Records from a data source
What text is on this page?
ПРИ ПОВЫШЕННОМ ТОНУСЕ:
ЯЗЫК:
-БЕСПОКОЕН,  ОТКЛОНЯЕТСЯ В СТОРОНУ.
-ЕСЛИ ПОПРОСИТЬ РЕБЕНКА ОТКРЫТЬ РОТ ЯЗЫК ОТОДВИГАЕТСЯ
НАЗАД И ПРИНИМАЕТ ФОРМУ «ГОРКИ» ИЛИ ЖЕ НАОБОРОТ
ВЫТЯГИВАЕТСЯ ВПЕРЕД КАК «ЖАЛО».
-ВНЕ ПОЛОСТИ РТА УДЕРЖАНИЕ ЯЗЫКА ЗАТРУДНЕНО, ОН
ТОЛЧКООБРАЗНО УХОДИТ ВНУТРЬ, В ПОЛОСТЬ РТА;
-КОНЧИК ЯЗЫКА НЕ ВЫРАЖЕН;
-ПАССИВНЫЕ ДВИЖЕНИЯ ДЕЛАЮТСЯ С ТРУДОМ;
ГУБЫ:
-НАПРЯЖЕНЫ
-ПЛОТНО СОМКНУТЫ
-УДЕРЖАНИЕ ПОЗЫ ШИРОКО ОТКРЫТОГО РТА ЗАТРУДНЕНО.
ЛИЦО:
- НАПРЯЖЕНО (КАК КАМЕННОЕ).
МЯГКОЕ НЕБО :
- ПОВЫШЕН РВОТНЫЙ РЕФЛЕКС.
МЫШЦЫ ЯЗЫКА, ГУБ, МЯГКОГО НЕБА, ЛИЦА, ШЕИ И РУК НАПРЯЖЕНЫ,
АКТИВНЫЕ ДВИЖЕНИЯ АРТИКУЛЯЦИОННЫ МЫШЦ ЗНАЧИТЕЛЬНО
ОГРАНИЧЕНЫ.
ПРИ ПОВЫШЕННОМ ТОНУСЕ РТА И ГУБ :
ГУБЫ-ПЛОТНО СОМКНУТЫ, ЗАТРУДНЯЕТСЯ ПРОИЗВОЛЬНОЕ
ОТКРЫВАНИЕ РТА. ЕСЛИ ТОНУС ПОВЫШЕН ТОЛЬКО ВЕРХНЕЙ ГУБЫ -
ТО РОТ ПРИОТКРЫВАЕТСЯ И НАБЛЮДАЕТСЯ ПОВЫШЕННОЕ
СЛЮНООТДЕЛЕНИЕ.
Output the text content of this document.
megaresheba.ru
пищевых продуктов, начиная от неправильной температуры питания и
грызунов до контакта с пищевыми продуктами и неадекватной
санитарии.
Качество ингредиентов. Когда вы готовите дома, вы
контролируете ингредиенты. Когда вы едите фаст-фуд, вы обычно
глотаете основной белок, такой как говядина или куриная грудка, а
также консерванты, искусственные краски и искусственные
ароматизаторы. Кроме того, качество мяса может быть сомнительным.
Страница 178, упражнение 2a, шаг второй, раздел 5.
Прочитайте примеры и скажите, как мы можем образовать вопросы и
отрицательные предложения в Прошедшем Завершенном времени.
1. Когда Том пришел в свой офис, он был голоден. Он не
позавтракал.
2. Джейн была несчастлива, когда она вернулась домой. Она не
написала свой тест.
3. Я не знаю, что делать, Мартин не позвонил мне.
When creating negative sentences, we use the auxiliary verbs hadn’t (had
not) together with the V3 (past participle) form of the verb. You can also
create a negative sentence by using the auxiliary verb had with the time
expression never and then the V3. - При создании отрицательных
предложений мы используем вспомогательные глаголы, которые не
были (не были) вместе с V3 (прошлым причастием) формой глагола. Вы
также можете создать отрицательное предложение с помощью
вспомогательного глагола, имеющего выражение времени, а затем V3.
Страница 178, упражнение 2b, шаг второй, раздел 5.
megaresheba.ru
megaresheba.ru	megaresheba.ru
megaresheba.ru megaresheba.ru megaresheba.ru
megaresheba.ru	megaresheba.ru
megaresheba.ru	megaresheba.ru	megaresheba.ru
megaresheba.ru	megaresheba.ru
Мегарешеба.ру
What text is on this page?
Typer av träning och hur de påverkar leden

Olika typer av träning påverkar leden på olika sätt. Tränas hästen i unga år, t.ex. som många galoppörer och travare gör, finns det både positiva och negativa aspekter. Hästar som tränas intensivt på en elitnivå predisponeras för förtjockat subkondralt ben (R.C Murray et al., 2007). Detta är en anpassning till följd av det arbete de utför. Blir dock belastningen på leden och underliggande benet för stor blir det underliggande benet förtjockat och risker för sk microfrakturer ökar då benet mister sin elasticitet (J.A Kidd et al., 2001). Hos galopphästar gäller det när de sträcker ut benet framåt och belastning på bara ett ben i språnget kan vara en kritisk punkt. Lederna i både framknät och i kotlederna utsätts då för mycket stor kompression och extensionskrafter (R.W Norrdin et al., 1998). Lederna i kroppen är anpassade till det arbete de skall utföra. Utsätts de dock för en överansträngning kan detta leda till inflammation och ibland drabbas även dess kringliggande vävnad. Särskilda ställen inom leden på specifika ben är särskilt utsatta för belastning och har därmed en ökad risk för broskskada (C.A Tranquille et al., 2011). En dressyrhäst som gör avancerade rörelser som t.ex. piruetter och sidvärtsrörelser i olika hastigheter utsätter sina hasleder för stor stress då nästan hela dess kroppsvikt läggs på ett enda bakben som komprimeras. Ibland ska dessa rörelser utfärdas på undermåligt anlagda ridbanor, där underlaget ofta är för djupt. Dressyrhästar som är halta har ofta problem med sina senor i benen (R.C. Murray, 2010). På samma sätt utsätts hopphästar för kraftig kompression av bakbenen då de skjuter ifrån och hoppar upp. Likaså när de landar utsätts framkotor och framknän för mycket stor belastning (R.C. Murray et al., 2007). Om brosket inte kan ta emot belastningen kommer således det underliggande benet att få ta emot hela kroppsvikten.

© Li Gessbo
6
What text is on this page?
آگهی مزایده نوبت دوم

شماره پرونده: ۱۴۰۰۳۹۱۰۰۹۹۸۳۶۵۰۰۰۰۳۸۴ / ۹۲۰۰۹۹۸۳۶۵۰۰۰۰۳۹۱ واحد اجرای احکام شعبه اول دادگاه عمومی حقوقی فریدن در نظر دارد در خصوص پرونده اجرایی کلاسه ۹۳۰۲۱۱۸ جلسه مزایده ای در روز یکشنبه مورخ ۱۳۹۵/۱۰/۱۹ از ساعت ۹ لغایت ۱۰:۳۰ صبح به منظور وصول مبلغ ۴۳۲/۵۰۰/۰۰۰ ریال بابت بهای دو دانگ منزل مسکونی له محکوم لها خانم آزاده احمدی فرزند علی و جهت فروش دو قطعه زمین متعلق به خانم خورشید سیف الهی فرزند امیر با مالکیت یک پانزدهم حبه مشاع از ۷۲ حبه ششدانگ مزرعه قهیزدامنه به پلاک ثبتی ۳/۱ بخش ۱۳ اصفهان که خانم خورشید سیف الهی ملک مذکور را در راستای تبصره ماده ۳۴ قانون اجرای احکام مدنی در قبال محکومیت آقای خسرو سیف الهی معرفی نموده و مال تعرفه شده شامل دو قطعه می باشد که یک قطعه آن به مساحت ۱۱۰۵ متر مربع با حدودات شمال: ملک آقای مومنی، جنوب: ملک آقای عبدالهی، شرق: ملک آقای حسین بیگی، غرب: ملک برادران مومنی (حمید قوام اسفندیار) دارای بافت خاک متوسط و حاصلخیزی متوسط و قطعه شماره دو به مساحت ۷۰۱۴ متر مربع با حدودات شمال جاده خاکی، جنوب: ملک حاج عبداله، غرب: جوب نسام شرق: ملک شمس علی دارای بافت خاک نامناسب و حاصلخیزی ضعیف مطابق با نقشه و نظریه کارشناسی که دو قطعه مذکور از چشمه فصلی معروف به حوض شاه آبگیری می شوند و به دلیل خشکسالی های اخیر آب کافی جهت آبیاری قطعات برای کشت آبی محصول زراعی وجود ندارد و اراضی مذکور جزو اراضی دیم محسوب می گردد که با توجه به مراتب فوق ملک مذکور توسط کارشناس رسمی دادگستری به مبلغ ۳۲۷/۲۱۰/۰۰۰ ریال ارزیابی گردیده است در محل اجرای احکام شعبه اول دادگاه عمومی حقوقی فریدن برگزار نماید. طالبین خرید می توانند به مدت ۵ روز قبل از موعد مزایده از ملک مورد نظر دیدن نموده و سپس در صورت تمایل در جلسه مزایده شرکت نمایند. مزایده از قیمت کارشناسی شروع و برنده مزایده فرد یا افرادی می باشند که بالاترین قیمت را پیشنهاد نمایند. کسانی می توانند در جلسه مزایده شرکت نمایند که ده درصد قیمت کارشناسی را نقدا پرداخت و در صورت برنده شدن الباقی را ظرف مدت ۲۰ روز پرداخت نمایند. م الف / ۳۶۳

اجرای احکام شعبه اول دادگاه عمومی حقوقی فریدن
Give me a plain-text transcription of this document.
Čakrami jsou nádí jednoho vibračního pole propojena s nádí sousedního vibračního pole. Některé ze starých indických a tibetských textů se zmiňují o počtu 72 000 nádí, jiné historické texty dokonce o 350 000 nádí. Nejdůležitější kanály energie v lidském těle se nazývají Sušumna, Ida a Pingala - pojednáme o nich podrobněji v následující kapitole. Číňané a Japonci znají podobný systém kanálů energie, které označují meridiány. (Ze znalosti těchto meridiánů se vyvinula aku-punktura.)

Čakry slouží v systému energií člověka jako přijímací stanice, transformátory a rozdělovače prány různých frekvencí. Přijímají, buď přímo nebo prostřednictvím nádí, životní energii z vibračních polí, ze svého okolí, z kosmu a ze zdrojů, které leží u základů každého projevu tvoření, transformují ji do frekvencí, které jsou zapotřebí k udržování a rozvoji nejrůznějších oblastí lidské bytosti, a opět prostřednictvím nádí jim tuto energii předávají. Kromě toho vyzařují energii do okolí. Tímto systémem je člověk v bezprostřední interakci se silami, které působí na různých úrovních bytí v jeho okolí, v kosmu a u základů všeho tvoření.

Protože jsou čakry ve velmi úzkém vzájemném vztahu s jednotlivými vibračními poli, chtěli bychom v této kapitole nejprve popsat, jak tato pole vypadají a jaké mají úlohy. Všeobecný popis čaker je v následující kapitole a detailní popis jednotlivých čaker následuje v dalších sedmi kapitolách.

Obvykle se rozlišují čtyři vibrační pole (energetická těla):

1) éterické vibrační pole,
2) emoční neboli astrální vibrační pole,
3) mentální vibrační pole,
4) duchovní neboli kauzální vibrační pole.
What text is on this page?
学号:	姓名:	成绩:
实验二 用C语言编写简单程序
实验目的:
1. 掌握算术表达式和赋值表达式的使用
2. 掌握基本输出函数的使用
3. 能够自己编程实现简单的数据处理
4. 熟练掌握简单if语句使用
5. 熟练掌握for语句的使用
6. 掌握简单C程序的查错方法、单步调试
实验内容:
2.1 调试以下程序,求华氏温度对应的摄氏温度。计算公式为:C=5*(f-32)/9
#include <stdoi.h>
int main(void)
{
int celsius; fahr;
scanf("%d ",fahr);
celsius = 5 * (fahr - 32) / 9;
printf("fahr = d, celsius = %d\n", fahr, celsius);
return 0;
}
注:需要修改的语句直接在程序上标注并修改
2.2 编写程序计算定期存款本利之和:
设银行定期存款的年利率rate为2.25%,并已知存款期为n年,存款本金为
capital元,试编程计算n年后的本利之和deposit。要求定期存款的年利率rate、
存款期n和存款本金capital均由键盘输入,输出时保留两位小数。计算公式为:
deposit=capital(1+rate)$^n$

• Task statement
Of the lines in this listing, how many contain "دادگاه"? Reply with the number and nothing more.

• Answer in full
2